# Page excerpt
Ok,
   We will prepare the support for the vnet-header and offloadings.

However, this requires some API extensions because AFAIK only the TAP
backend currently supports TSO/UFO/CSUM, and consequently virtio-net code
directly calls TAP-specific functions like tap_set_offload(),
tap_using_vnet_hdr(), tap_has_vnet_hdr(), .... These should become
something like qemu_peer_set_offload(), qemu_peer_using_vnet_hdr(), ...
adding the proper callbacks into the NetClientInfo struct.

Does this sound good to you?


Regards,
  Vincenzo


2013/12/9 Michael S. Tsirkin <m...@redhat.com>

> On Mon, Dec 09, 2013 at 02:25:46PM +0100, Vincenzo Maffione wrote:
> >
> >
> >
> > 2013/12/9 Stefan Hajnoczi <stefa...@gmail.com>
> >
> >     On Mon, Dec 09, 2013 at 01:14:31PM +0200, Michael S. Tsirkin wrote:
> >     > On Mon, Dec 09, 2013 at 11:55:57AM +0100, Vincenzo Maffione wrote:
> >     > > If you don't think adding the new flag support for virtio-net is
> a good
> >     idea
> >     > > (though TAP performance is not affected in every case) we could
> also
> >     make it
> >     > > optional.

Box annotation data
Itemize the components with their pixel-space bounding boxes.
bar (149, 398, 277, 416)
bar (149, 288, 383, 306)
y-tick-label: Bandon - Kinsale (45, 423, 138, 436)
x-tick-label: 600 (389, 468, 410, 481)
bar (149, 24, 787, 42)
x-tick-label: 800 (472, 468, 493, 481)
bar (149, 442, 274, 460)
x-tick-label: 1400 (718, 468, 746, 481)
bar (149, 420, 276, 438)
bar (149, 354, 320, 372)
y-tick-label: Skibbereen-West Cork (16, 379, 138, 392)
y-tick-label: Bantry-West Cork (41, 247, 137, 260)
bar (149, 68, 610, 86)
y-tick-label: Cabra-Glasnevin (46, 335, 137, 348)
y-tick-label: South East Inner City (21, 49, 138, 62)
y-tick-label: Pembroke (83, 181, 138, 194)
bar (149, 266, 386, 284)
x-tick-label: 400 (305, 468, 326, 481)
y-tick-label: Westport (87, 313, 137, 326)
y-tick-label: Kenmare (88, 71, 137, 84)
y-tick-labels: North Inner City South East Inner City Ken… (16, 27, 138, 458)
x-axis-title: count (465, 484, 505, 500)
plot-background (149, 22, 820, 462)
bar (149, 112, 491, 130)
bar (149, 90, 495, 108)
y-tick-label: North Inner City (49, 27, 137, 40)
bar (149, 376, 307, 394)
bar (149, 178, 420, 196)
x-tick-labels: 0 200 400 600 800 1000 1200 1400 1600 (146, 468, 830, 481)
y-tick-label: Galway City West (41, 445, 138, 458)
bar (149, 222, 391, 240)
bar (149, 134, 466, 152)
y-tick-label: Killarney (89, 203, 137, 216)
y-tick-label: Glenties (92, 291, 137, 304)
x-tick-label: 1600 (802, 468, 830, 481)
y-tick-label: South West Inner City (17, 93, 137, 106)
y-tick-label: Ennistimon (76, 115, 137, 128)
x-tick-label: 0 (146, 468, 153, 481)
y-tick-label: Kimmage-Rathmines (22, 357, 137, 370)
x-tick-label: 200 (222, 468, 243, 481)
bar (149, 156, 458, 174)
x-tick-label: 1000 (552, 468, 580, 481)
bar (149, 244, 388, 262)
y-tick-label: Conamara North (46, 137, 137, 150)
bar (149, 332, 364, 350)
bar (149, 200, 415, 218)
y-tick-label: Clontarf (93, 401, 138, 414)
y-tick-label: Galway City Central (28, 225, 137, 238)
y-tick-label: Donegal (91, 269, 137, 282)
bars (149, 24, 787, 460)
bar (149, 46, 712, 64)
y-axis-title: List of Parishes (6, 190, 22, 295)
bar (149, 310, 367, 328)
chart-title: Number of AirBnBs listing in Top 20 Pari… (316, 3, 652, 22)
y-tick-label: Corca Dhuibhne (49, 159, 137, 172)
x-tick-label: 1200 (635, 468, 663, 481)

# Complete the following
A. In the mailing-list message on vnet-header support, reproduce the passage that begins at the words "However, this requires" and ends after "good to you?", substituting "function pointers" for "callbacks".
B. According to the mailing-list message on vnet-header support, which backend currently supports TSO/UFO/CSUM?
C. Extend the mailing-list message on vnet-header support beyond its final line.

# Responses
A.
However, this requires some API extensions because AFAIK only the TAP
backend currently supports TSO/UFO/CSUM, and consequently virtio-net code
directly calls TAP-specific functions like tap_set_offload(),
tap_using_vnet_hdr(), tap_has_vnet_hdr(), .... These should become
something like qemu_peer_set_offload(), qemu_peer_using_vnet_hdr(), ...
adding the proper function pointers into the NetClientInfo struct.

Does this sound good to you?

B. Only the TAP backend.

C.
> >     > >
> >     > >
> >     > > Cheers
> >     > >   Vincenzo
> >     > >
> >     >
> >     > I think it's too early to say whether this patch is benefitial for
> >     > netmap, too.  It looks like something that trades off latency
> >     > for throughput, and this is a decision the endpoint (VM) should
> >     > make, not the network (host).
> >     > So you should measure with offloads on before you make conclusions
> about
> >     it.
> >
> >     Just to check my understanding, we're talking about the following
> kind
> >     of batching:
> >
> >       int num_packets = peek_available_packets(device);
> >       while (num_packets-- > 0) {
> >           int flags = MORE;
> >           if (num_packets == 0) {
> >               flags = NONE;
> >           }
> >           qemu_net_send_packet(..., flags);
> >       }
> >
> >     In other words, this only batches up a single burst of packets.  It
> >     doesn't introduce timers or blocking calls.
> >
> >     So the effect of batching should be relatively small on latency.  In
> >     fact, it's almost like sendmmsg(2)/recvmmsg(2) but using a
> >     one-packet-at-a-time interface.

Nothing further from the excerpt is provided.